**Entries provided**

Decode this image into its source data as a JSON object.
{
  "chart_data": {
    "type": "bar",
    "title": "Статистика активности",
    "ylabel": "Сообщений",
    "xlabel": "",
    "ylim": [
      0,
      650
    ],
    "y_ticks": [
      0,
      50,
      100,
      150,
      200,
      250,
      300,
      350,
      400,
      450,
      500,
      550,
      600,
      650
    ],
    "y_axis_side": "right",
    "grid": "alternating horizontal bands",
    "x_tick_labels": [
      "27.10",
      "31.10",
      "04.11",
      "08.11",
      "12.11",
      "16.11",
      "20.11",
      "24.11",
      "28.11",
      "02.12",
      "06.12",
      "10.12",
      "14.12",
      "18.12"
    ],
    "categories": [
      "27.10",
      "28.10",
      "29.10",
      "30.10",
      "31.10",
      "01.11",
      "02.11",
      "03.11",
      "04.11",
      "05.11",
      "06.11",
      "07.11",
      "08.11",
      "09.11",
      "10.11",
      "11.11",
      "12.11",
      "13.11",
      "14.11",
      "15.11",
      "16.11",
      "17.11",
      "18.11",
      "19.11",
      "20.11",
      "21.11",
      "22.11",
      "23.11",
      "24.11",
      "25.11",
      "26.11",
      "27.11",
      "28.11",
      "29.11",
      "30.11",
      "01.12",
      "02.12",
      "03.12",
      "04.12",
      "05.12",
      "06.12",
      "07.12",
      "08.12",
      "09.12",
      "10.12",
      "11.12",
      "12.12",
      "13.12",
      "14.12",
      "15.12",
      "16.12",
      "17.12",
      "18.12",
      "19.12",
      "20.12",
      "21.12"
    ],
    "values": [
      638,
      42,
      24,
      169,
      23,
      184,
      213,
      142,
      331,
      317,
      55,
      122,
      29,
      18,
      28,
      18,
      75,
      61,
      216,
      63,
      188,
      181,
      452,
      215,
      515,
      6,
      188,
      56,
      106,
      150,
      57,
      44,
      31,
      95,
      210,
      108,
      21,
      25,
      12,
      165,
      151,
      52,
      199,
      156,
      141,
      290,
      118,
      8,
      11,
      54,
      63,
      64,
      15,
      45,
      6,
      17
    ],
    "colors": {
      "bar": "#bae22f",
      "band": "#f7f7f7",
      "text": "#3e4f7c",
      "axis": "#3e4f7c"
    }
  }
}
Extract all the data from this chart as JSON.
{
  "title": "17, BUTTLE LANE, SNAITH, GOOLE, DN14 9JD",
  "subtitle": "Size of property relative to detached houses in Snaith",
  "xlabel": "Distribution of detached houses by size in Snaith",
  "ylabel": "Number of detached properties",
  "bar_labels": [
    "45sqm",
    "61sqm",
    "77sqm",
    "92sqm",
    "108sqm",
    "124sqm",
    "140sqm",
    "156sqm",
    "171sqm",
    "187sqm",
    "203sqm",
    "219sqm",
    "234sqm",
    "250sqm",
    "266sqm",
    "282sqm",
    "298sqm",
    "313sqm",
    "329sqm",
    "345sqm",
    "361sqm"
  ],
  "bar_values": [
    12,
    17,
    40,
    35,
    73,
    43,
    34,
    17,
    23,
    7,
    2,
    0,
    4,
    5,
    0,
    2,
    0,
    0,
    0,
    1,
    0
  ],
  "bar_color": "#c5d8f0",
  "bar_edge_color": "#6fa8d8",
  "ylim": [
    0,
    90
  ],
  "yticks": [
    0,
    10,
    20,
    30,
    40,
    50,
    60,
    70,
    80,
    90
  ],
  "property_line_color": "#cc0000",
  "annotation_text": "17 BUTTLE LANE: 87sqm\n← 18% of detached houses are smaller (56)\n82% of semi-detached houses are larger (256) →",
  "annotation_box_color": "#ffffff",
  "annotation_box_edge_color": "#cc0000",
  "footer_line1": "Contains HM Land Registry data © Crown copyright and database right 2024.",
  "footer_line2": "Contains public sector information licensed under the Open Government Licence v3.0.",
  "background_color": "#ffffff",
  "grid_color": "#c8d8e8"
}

**Required task**
Repeat the line that contains "Extract all the data from this chart as JSON.", then every line after it until the records end, with nothing added.

**Response**
Extract all the data from this chart as JSON.
{
  "title": "17, BUTTLE LANE, SNAITH, GOOLE, DN14 9JD",
  "subtitle": "Size of property relative to detached houses in Snaith",
  "xlabel": "Distribution of detached houses by size in Snaith",
  "ylabel": "Number of detached properties",
  "bar_labels": [
    "45sqm",
    "61sqm",
    "77sqm",
    "92sqm",
    "108sqm",
    "124sqm",
    "140sqm",
    "156sqm",
    "171sqm",
    "187sqm",
    "203sqm",
    "219sqm",
    "234sqm",
    "250sqm",
    "266sqm",
    "282sqm",
    "298sqm",
    "313sqm",
    "329sqm",
    "345sqm",
    "361sqm"
  ],
  "bar_values": [
    12,
    17,
    40,
    35,
    73,
    43,
    34,
    17,
    23,
    7,
    2,
    0,
    4,
    5,
    0,
    2,
    0,
    0,
    0,
    1,
    0
  ],
  "bar_color": "#c5d8f0",
  "bar_edge_color": "#6fa8d8",
  "ylim": [
    0,
    90
  ],
  "yticks": [
    0,
    10,
    20,
    30,
    40,
    50,
    60,
    70,
    80,
    90
  ],
  "property_line_color": "#cc0000",
  "annotation_text": "17 BUTTLE LANE: 87sqm\n← 18% of detached houses are smaller (56)\n82% of semi-detached houses are larger (256) →",
  "annotation_box_color": "#ffffff",
  "annotation_box_edge_color": "#cc0000",
  "footer_line1": "Contains HM Land Registry data © Crown copyright and database right 2024.",
  "footer_line2": "Contains public sector information licensed under the Open Government Licence v3.0.",
  "background_color": "#ffffff",
  "grid_color": "#c8d8e8"
}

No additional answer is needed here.